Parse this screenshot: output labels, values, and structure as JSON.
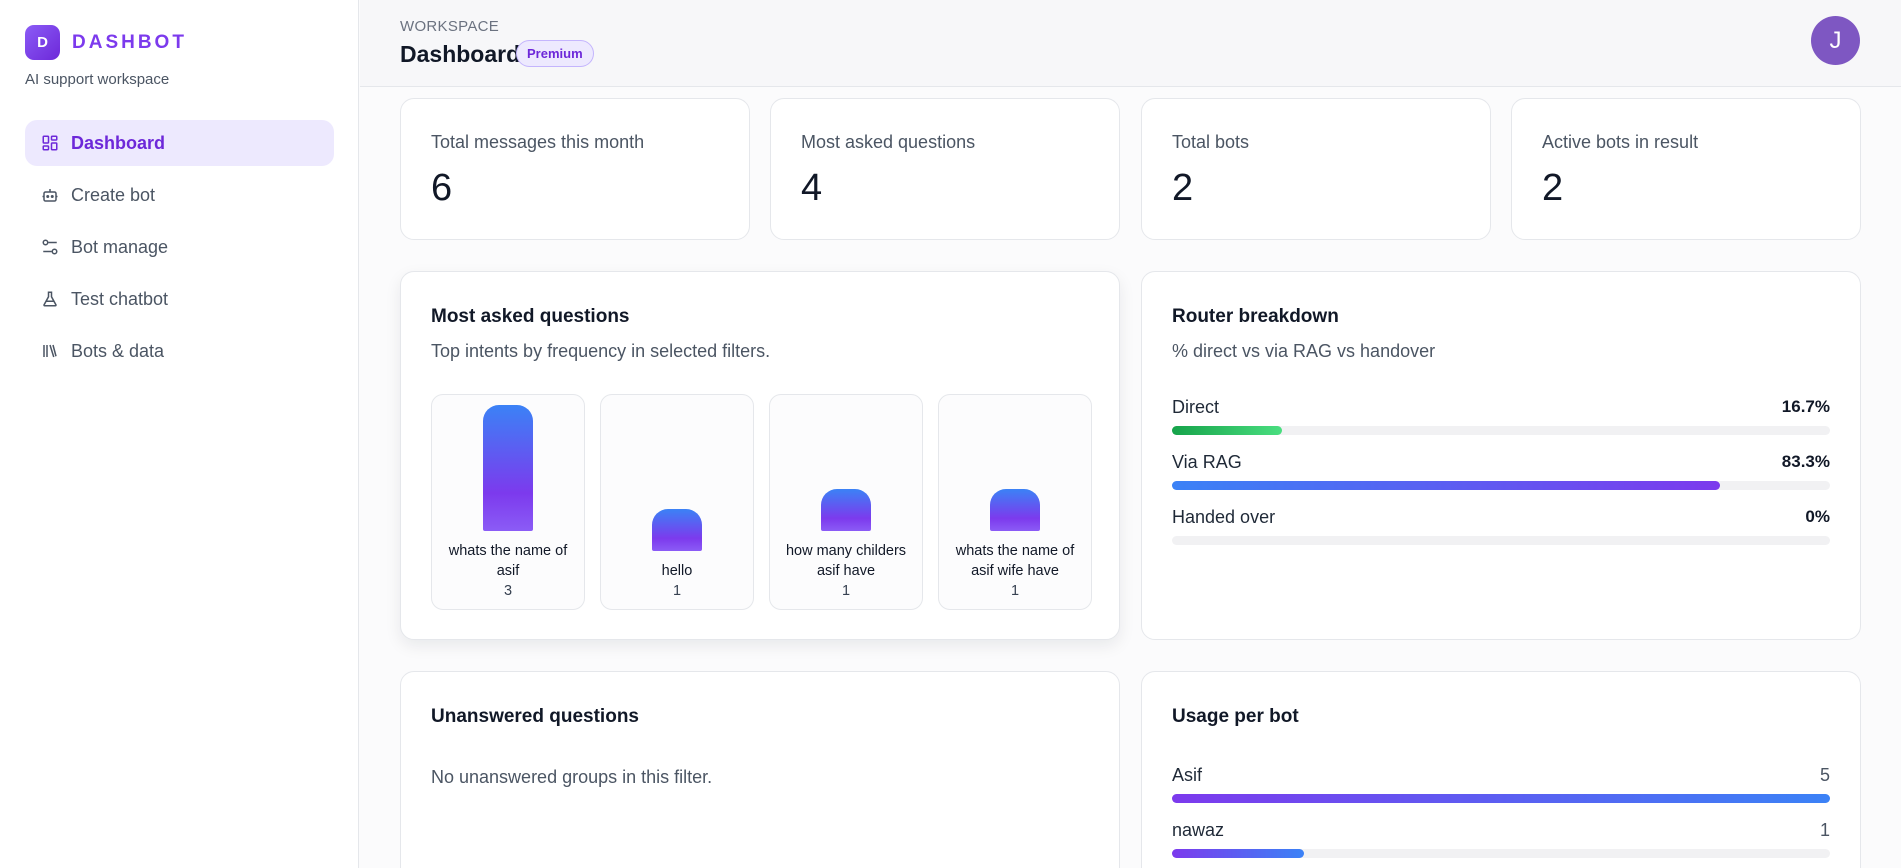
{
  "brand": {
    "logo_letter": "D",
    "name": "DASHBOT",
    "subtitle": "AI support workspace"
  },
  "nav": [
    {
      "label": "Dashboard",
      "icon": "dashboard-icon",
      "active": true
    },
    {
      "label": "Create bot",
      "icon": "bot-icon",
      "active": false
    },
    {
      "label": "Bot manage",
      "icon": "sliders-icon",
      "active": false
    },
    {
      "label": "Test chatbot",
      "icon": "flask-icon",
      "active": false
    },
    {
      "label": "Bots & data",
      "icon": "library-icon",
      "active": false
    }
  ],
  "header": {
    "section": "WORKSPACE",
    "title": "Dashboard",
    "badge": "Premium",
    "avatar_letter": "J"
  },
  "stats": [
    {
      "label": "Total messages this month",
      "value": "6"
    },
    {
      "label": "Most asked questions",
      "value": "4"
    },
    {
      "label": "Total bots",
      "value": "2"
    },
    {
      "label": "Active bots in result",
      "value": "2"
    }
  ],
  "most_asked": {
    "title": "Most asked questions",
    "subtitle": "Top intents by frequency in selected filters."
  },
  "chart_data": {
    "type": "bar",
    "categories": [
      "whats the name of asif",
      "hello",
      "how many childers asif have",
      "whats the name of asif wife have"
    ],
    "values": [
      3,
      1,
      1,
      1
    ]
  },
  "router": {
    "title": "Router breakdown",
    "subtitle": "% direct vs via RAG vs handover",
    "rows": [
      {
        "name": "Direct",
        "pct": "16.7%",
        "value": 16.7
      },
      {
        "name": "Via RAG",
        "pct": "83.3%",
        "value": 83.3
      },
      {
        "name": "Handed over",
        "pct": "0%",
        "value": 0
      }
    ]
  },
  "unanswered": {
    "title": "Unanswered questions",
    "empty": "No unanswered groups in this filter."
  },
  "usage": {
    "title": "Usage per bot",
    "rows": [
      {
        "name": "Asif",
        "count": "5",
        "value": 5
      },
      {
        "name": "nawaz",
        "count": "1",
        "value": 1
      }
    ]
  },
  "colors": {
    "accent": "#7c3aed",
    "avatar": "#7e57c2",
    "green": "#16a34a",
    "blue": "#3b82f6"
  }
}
--------------------------------------------------
** PROMPT **
Your task is to return the entries above exactly, with no pictures.

** RESPONSE FOR THIS EXERCISE **
Parse this screenshot: output labels, values, and structure as JSON.
{
  "brand": {
    "logo_letter": "D",
    "name": "DASHBOT",
    "subtitle": "AI support workspace"
  },
  "nav": [
    {
      "label": "Dashboard",
      "icon": "dashboard-icon",
      "active": true
    },
    {
      "label": "Create bot",
      "icon": "bot-icon",
      "active": false
    },
    {
      "label": "Bot manage",
      "icon": "sliders-icon",
      "active": false
    },
    {
      "label": "Test chatbot",
      "icon": "flask-icon",
      "active": false
    },
    {
      "label": "Bots & data",
      "icon": "library-icon",
      "active": false
    }
  ],
  "header": {
    "section": "WORKSPACE",
    "title": "Dashboard",
    "badge": "Premium",
    "avatar_letter": "J"
  },
  "stats": [
    {
      "label": "Total messages this month",
      "value": "6"
    },
    {
      "label": "Most asked questions",
      "value": "4"
    },
    {
      "label": "Total bots",
      "value": "2"
    },
    {
      "label": "Active bots in result",
      "value": "2"
    }
  ],
  "most_asked": {
    "title": "Most asked questions",
    "subtitle": "Top intents by frequency in selected filters."
  },
  "chart_data": {
    "type": "bar",
    "categories": [
      "whats the name of asif",
      "hello",
      "how many childers asif have",
      "whats the name of asif wife have"
    ],
    "values": [
      3,
      1,
      1,
      1
    ]
  },
  "router": {
    "title": "Router breakdown",
    "subtitle": "% direct vs via RAG vs handover",
    "rows": [
      {
        "name": "Direct",
        "pct": "16.7%",
        "value": 16.7
      },
      {
        "name": "Via RAG",
        "pct": "83.3%",
        "value": 83.3
      },
      {
        "name": "Handed over",
        "pct": "0%",
        "value": 0
      }
    ]
  },
  "unanswered": {
    "title": "Unanswered questions",
    "empty": "No unanswered groups in this filter."
  },
  "usage": {
    "title": "Usage per bot",
    "rows": [
      {
        "name": "Asif",
        "count": "5",
        "value": 5
      },
      {
        "name": "nawaz",
        "count": "1",
        "value": 1
      }
    ]
  },
  "colors": {
    "accent": "#7c3aed",
    "avatar": "#7e57c2",
    "green": "#16a34a",
    "blue": "#3b82f6"
  }
}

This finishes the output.